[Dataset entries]
_ _ _ _ _ _ _

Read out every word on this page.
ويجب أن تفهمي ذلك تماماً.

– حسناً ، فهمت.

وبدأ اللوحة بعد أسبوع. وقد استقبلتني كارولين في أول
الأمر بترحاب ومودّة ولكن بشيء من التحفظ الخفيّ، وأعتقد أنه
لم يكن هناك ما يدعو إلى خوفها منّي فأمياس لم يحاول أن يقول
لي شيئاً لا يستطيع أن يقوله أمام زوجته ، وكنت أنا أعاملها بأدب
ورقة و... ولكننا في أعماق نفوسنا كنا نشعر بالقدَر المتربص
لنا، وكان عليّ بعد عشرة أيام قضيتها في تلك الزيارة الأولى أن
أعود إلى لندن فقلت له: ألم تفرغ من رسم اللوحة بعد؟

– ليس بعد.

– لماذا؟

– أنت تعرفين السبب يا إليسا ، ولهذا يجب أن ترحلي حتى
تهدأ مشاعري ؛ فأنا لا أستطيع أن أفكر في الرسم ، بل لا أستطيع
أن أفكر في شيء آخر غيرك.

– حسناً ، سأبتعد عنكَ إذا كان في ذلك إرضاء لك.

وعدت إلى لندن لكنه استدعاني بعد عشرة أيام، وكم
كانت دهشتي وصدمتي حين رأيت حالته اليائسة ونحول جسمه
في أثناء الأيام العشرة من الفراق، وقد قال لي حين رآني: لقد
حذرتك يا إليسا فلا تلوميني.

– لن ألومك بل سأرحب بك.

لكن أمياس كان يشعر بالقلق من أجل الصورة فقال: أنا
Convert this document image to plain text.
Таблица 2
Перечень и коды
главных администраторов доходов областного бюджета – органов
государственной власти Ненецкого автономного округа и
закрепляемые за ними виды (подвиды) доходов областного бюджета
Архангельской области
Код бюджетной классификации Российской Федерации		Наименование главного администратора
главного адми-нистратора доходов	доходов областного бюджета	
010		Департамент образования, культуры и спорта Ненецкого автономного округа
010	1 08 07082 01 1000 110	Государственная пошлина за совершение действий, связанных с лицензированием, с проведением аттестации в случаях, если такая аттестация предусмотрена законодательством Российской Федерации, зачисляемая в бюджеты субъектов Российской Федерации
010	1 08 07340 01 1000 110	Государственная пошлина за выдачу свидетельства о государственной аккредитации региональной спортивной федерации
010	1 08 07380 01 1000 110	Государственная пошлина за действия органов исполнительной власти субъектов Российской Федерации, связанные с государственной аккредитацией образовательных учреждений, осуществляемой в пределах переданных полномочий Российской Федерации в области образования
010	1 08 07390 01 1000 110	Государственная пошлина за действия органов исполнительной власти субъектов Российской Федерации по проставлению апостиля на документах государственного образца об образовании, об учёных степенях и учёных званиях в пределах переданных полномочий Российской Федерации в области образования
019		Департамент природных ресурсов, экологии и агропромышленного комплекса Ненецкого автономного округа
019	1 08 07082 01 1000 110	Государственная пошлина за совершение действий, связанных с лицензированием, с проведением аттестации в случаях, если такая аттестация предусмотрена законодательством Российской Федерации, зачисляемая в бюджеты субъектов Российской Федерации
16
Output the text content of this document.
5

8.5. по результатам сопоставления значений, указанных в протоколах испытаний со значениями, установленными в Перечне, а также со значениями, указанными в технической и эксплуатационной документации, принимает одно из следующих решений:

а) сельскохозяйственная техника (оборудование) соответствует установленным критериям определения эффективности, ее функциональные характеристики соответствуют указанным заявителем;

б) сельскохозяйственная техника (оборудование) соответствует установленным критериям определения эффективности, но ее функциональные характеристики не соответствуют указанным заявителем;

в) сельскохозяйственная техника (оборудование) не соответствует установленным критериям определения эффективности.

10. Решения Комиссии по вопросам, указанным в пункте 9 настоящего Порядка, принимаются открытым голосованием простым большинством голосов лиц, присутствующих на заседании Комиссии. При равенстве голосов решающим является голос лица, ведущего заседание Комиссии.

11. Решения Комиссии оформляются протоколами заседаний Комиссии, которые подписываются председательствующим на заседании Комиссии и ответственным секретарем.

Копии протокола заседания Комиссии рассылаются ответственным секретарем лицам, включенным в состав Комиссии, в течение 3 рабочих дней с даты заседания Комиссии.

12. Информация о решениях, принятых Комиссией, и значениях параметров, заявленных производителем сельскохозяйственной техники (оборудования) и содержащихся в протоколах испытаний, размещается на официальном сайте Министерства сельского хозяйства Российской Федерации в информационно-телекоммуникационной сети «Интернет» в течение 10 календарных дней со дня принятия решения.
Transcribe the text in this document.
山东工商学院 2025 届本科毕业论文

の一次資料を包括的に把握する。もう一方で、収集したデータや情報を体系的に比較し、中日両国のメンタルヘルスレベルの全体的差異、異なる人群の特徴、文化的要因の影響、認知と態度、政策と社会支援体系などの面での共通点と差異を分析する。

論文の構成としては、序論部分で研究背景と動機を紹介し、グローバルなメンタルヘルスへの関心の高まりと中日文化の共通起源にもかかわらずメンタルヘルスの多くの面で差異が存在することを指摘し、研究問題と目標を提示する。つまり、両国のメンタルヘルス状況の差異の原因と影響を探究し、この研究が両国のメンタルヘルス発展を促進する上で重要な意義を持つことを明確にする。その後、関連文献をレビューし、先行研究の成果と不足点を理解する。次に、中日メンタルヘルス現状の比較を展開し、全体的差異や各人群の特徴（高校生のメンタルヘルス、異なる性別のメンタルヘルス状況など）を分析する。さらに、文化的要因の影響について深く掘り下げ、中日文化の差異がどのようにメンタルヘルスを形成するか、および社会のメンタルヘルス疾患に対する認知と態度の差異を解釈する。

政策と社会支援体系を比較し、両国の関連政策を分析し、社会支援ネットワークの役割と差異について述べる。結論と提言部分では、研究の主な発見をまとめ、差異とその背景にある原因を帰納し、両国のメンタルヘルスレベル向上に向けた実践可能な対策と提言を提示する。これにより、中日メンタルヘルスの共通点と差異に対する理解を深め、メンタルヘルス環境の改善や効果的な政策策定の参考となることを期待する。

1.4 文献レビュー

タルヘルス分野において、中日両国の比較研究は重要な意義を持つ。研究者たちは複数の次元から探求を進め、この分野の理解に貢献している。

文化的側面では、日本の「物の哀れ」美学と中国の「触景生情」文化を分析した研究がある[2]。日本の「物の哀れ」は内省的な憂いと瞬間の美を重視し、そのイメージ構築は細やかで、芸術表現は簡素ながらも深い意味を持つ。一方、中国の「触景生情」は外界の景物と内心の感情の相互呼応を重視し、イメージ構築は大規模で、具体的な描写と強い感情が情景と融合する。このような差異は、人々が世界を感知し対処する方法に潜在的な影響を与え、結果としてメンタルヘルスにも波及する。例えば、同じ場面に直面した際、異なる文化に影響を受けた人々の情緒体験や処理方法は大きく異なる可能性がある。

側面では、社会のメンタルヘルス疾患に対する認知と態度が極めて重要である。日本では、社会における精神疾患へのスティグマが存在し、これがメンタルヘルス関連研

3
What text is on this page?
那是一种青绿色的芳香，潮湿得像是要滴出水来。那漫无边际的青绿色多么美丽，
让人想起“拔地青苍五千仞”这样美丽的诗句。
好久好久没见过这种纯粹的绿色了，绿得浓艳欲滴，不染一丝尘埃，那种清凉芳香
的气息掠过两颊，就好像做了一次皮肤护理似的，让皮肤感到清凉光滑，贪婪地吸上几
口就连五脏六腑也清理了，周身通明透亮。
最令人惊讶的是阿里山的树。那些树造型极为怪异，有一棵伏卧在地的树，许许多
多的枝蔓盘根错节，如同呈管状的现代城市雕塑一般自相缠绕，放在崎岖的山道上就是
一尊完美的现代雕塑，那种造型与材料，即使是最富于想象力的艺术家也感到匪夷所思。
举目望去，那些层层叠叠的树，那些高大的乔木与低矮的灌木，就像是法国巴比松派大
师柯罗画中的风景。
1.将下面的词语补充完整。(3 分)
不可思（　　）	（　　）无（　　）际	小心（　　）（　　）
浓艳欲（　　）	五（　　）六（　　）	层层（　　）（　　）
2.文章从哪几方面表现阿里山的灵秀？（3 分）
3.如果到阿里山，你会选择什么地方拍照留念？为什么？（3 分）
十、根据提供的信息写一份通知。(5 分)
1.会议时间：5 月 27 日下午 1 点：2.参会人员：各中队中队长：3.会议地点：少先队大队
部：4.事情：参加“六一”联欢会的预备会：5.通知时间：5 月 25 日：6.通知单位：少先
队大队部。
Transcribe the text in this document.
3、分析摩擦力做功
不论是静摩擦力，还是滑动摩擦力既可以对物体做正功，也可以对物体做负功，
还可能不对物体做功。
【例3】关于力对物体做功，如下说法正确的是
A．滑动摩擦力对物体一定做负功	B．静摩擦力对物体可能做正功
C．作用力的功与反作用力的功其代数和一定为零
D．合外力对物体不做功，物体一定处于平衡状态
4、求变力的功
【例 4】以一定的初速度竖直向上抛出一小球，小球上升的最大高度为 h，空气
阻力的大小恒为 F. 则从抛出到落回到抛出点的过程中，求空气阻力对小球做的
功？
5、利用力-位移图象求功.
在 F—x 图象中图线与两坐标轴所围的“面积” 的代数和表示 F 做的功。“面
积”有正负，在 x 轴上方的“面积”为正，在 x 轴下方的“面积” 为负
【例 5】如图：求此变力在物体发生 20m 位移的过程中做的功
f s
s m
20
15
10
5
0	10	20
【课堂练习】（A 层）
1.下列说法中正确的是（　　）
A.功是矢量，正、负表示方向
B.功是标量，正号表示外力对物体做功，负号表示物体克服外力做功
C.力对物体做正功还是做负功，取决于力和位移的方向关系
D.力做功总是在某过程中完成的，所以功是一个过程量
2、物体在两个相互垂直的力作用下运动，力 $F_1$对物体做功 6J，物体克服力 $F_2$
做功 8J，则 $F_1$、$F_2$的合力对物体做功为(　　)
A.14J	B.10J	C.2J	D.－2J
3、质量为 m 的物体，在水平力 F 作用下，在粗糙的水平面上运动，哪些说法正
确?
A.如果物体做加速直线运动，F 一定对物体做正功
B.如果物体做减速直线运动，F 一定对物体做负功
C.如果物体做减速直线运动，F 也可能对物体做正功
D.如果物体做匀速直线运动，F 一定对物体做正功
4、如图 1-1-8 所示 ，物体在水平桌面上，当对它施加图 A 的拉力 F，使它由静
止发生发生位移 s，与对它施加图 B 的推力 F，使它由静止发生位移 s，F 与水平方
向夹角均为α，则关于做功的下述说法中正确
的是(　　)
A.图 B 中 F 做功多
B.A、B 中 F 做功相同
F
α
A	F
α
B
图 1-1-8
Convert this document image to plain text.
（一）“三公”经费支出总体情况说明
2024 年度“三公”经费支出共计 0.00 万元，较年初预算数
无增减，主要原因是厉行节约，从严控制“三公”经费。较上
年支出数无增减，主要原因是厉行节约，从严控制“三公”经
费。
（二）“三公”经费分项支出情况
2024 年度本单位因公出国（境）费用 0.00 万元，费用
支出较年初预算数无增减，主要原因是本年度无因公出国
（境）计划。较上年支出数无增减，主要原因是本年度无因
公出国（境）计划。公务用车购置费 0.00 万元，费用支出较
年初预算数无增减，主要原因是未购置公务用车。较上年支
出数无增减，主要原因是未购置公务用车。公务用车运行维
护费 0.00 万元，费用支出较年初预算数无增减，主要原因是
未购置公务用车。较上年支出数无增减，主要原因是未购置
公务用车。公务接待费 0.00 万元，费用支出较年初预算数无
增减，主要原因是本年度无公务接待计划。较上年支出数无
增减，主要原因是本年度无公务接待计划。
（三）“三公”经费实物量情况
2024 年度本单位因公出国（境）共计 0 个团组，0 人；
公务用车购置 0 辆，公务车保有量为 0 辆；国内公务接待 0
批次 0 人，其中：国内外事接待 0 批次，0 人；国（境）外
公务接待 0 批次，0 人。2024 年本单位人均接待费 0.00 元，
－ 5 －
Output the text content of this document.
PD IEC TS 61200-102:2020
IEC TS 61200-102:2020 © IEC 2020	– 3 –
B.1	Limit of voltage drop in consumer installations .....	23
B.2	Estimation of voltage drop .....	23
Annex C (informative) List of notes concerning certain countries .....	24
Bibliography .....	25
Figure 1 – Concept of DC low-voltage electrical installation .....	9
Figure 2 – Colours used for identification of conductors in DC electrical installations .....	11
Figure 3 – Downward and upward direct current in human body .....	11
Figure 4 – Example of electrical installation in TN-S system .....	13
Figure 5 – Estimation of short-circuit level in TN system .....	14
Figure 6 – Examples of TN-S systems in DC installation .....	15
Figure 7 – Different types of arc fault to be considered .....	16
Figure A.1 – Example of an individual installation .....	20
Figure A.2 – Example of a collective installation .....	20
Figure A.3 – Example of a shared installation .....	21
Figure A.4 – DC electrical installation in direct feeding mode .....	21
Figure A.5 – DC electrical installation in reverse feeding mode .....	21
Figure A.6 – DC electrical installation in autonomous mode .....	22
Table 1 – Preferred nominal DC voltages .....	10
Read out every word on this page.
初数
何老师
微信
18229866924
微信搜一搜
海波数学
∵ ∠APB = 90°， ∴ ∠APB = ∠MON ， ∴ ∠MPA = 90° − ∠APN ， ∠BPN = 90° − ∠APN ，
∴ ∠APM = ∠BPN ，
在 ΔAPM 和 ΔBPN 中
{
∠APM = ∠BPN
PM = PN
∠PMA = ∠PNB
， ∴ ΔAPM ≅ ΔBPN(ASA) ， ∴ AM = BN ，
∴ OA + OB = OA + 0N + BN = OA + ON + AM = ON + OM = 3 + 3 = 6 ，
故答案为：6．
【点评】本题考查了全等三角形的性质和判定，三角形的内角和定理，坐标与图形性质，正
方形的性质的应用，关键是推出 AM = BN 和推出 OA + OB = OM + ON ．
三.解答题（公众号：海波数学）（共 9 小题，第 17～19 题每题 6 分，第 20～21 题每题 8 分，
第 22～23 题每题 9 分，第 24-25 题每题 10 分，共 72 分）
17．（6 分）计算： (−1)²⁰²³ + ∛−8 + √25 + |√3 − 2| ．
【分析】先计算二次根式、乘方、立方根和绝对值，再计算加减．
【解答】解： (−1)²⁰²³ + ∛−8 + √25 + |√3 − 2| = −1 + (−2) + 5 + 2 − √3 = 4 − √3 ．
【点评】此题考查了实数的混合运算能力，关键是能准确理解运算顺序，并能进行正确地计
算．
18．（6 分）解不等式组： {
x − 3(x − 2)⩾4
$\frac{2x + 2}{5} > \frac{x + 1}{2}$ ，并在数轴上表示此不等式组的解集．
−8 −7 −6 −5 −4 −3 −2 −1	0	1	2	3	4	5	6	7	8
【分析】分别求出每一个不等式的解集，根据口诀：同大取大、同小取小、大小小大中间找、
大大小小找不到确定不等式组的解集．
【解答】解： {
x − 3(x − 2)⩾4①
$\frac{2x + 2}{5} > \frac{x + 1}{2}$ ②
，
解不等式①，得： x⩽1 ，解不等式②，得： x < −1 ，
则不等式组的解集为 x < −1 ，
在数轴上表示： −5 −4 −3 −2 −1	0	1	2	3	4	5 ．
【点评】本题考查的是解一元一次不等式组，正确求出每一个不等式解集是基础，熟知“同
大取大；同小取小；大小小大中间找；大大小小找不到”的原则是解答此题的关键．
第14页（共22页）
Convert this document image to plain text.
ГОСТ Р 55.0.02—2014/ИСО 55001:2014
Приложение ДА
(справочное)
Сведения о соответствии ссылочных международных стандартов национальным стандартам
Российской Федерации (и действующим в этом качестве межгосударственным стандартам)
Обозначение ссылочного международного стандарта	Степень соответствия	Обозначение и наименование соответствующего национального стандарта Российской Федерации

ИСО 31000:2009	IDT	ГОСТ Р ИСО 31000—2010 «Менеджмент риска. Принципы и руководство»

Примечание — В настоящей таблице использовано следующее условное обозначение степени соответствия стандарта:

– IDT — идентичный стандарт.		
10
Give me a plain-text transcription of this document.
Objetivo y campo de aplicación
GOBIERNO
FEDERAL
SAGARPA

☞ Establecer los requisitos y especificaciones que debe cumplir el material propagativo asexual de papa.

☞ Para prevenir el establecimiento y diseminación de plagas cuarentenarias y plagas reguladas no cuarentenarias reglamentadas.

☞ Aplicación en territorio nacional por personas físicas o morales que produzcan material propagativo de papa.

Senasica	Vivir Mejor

_ _ _ _ _ _ _

=== Problem ===
All lines in the data that contain the word "propagativo" should be copied.

=== Result ===
☞ Establecer los requisitos y especificaciones que debe cumplir el material propagativo asexual de papa.
☞ Aplicación en territorio nacional por personas físicas o morales que produzcan material propagativo de papa.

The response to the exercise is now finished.